Задание> Перепишите без изменений все строки записей от самой первой до строки с «The torsion damper 5 is at (305, 878).» включительно.

Исходные данные>

--------------------------------

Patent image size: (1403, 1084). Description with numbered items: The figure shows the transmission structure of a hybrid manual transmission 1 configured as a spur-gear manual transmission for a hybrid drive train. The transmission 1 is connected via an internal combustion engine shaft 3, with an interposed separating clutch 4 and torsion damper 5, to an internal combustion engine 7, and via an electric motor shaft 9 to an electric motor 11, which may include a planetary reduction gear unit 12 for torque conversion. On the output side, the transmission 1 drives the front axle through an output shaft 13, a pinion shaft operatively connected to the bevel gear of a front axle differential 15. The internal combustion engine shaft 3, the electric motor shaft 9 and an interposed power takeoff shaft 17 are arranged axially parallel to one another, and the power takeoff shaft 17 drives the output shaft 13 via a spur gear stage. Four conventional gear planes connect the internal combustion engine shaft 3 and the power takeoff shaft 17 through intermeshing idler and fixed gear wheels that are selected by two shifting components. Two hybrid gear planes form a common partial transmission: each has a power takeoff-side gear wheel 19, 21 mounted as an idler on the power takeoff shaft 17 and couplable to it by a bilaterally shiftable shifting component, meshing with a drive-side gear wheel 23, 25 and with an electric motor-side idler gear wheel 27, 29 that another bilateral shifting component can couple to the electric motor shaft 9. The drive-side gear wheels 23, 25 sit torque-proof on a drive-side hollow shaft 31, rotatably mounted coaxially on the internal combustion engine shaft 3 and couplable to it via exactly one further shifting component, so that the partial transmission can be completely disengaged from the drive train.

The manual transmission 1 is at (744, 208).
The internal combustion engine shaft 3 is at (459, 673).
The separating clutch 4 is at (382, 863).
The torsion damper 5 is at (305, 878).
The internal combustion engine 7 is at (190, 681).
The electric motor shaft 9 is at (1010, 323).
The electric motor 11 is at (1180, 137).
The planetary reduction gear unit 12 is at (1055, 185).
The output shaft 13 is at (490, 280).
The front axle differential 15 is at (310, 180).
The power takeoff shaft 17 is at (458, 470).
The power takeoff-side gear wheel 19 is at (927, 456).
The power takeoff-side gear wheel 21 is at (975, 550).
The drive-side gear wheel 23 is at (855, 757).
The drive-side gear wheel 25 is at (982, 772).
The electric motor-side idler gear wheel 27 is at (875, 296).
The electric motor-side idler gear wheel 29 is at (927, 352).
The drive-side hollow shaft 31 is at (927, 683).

--------------------------------

Результат выполнения>
Patent image size: (1403, 1084). Description with numbered items: The figure shows the transmission structure of a hybrid manual transmission 1 configured as a spur-gear manual transmission for a hybrid drive train. The transmission 1 is connected via an internal combustion engine shaft 3, with an interposed separating clutch 4 and torsion damper 5, to an internal combustion engine 7, and via an electric motor shaft 9 to an electric motor 11, which may include a planetary reduction gear unit 12 for torque conversion. On the output side, the transmission 1 drives the front axle through an output shaft 13, a pinion shaft operatively connected to the bevel gear of a front axle differential 15. The internal combustion engine shaft 3, the electric motor shaft 9 and an interposed power takeoff shaft 17 are arranged axially parallel to one another, and the power takeoff shaft 17 drives the output shaft 13 via a spur gear stage. Four conventional gear planes connect the internal combustion engine shaft 3 and the power takeoff shaft 17 through intermeshing idler and fixed gear wheels that are selected by two shifting components. Two hybrid gear planes form a common partial transmission: each has a power takeoff-side gear wheel 19, 21 mounted as an idler on the power takeoff shaft 17 and couplable to it by a bilaterally shiftable shifting component, meshing with a drive-side gear wheel 23, 25 and with an electric motor-side idler gear wheel 27, 29 that another bilateral shifting component can couple to the electric motor shaft 9. The drive-side gear wheels 23, 25 sit torque-proof on a drive-side hollow shaft 31, rotatably mounted coaxially on the internal combustion engine shaft 3 and couplable to it via exactly one further shifting component, so that the partial transmission can be completely disengaged from the drive train.

The manual transmission 1 is at (744, 208).
The internal combustion engine shaft 3 is at (459, 673).
The separating clutch 4 is at (382, 863).
The torsion damper 5 is at (305, 878).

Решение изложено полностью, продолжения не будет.